Work instructions:
Reproduce all the lines exactly as they stand, apart from the pictures.

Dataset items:
++++++++++

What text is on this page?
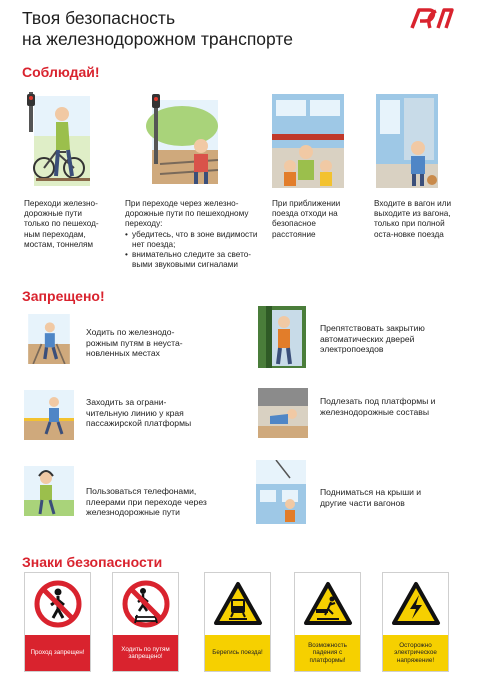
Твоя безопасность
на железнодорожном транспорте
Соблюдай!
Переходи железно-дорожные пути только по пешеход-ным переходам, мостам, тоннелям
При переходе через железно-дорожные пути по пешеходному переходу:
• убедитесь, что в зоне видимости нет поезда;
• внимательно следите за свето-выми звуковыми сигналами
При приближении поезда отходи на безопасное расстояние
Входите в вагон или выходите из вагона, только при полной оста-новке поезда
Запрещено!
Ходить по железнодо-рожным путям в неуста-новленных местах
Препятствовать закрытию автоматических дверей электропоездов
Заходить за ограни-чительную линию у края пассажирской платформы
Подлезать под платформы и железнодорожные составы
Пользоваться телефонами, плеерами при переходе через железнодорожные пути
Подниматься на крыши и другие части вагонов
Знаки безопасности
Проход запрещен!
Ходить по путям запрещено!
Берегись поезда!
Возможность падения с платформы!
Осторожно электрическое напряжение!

++++++++++

Answer to the task:
What text is on this page?
Твоя безопасность
на железнодорожном транспорте
Соблюдай!
Переходи железно-дорожные пути только по пешеход-ным переходам, мостам, тоннелям
При переходе через железно-дорожные пути по пешеходному переходу:
• убедитесь, что в зоне видимости нет поезда;
• внимательно следите за свето-выми звуковыми сигналами
При приближении поезда отходи на безопасное расстояние
Входите в вагон или выходите из вагона, только при полной оста-новке поезда
Запрещено!
Ходить по железнодо-рожным путям в неуста-новленных местах
Препятствовать закрытию автоматических дверей электропоездов
Заходить за ограни-чительную линию у края пассажирской платформы
Подлезать под платформы и железнодорожные составы
Пользоваться телефонами, плеерами при переходе через железнодорожные пути
Подниматься на крыши и другие части вагонов
Знаки безопасности
Проход запрещен!
Ходить по путям запрещено!
Берегись поезда!
Возможность падения с платформы!
Осторожно электрическое напряжение!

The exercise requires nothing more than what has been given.